Skip all pictures, then print the remaining material exactly.

*** Rows ***

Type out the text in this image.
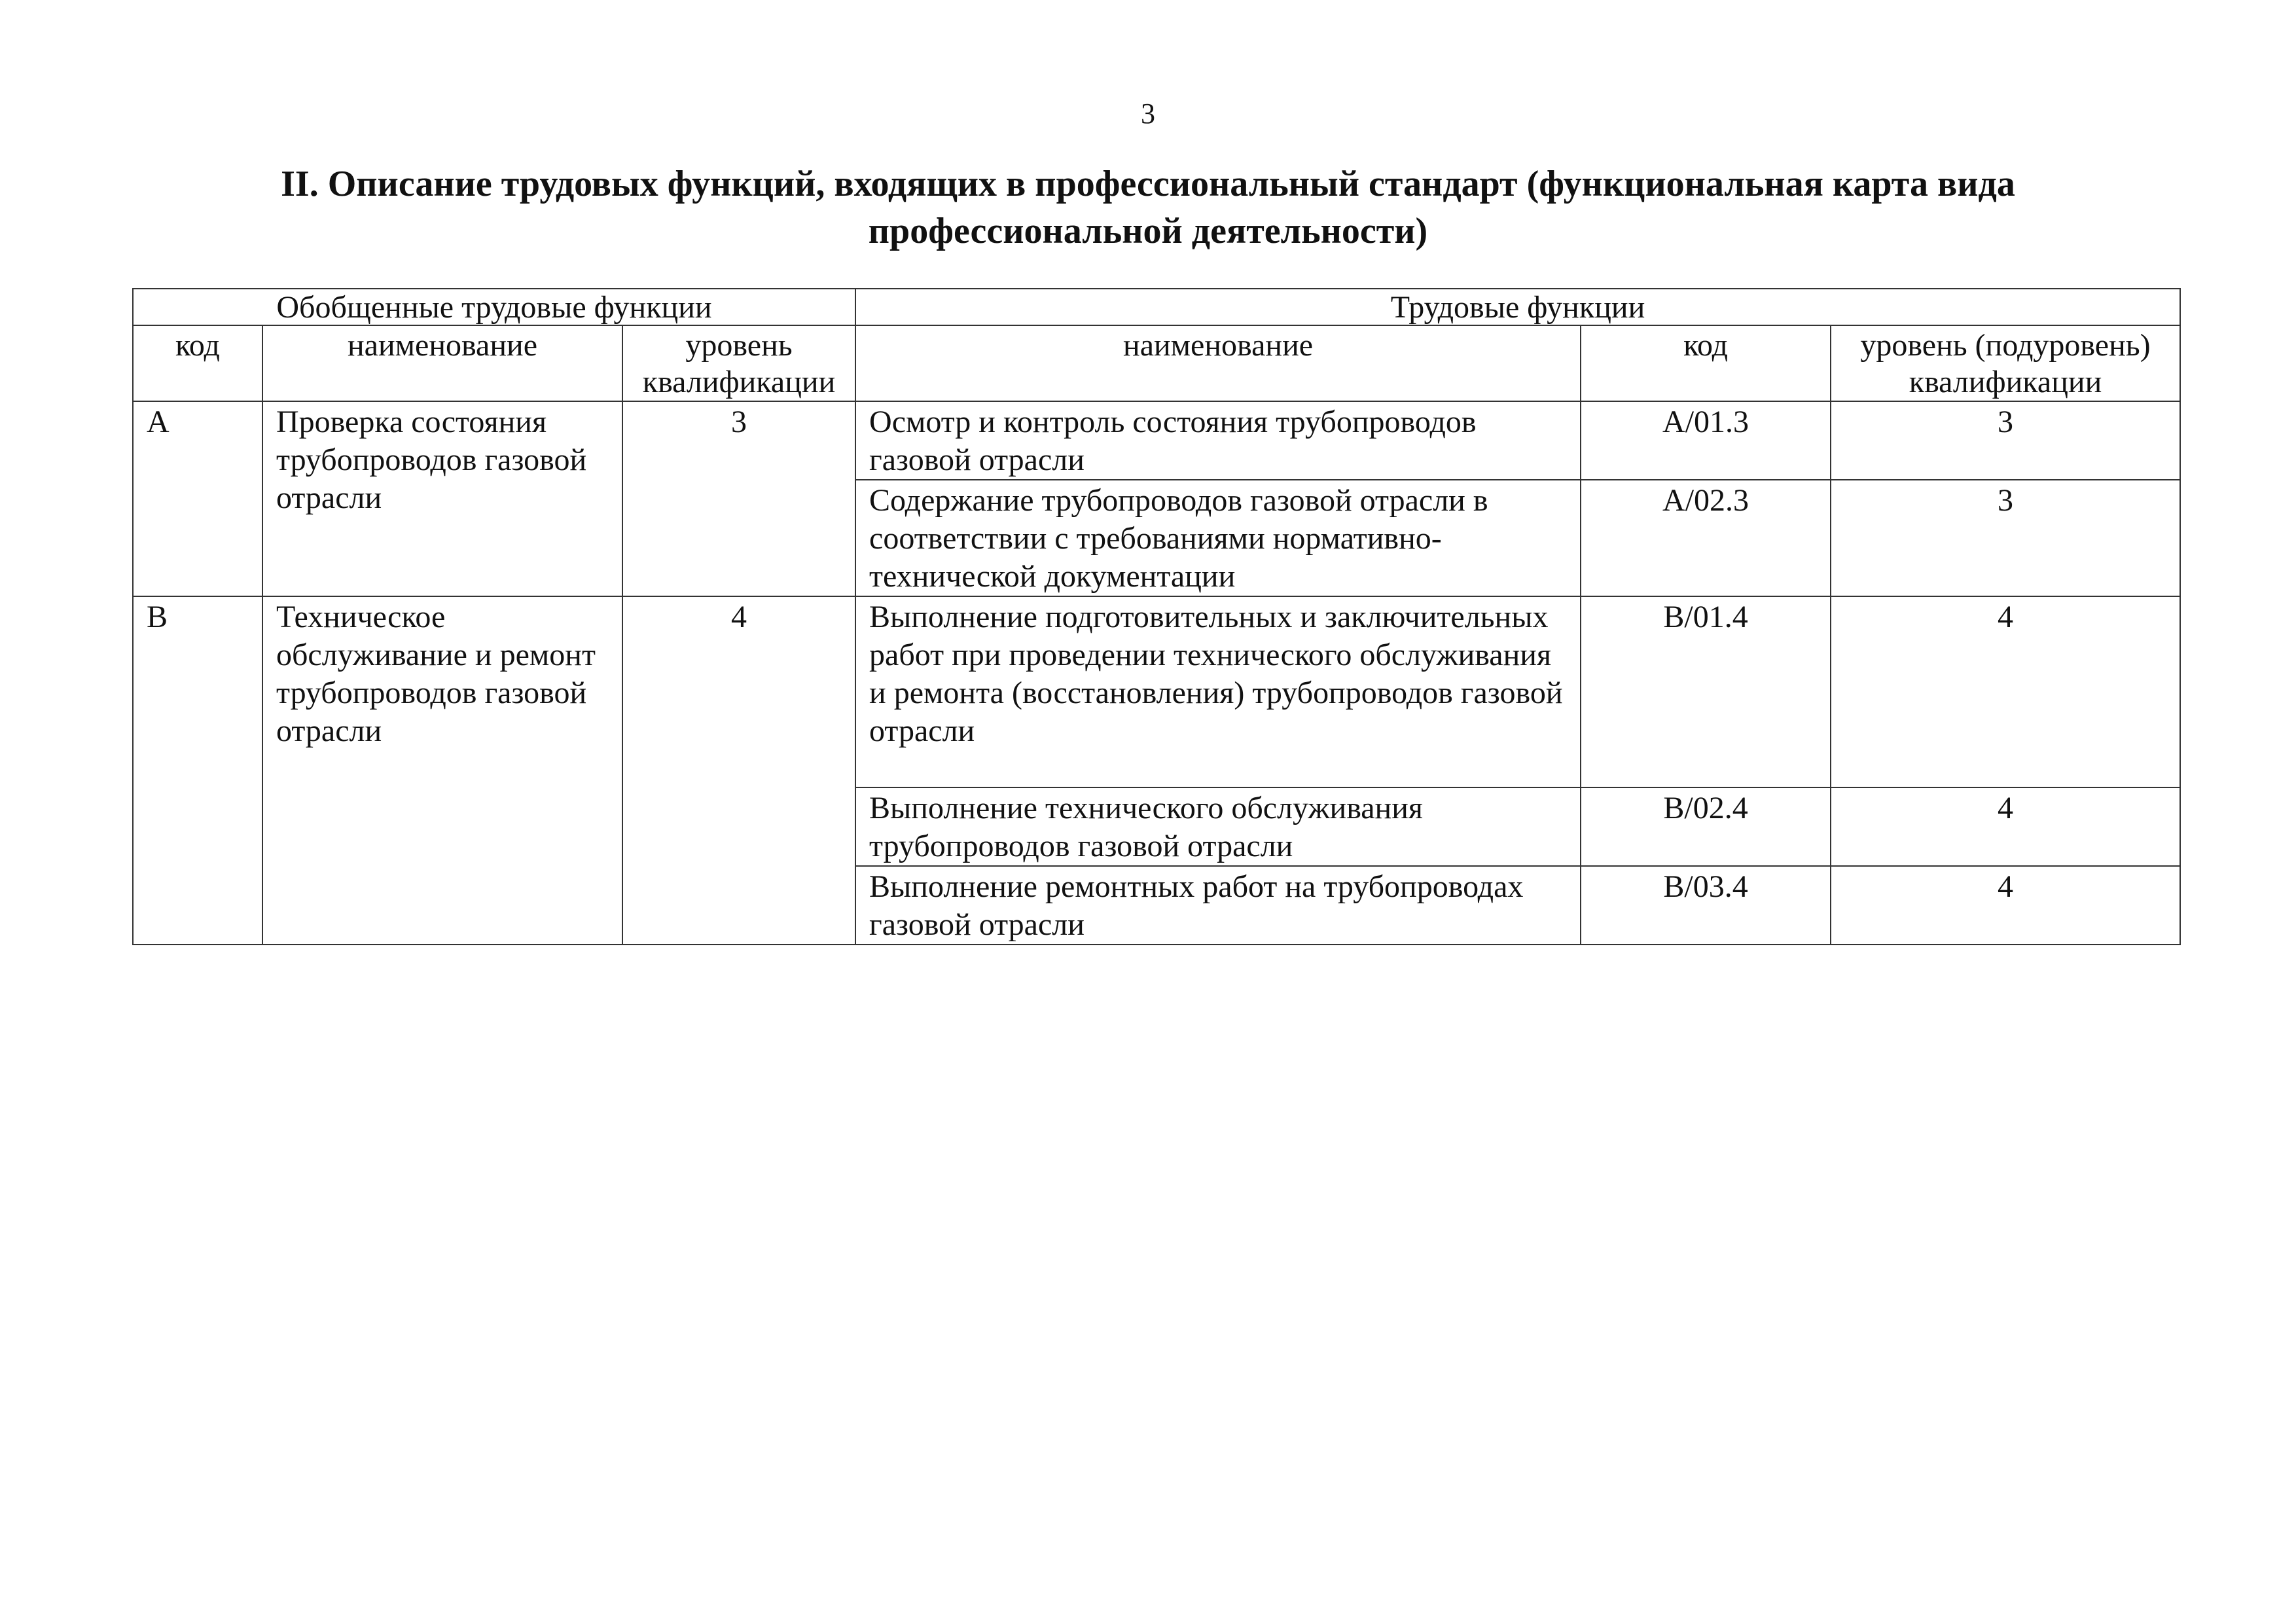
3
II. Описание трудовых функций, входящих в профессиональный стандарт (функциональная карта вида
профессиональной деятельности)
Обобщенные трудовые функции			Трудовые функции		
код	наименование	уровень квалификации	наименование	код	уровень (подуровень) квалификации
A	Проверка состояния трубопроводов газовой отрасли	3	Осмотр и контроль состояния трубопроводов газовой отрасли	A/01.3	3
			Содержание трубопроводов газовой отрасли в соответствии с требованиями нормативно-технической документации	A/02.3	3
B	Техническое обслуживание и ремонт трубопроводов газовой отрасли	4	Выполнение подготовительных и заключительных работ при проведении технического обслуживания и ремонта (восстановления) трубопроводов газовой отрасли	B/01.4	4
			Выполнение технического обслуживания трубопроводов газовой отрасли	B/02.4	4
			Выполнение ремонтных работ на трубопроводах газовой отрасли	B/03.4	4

***

→ Expected output:
Type out the text in this image.
3
II. Описание трудовых функций, входящих в профессиональный стандарт (функциональная карта вида
профессиональной деятельности)
Обобщенные трудовые функции			Трудовые функции		
код	наименование	уровень квалификации	наименование	код	уровень (подуровень) квалификации
A	Проверка состояния трубопроводов газовой отрасли	3	Осмотр и контроль состояния трубопроводов газовой отрасли	A/01.3	3
			Содержание трубопроводов газовой отрасли в соответствии с требованиями нормативно-технической документации	A/02.3	3
B	Техническое обслуживание и ремонт трубопроводов газовой отрасли	4	Выполнение подготовительных и заключительных работ при проведении технического обслуживания и ремонта (восстановления) трубопроводов газовой отрасли	B/01.4	4
			Выполнение технического обслуживания трубопроводов газовой отрасли	B/02.4	4
			Выполнение ремонтных работ на трубопроводах газовой отрасли	B/03.4	4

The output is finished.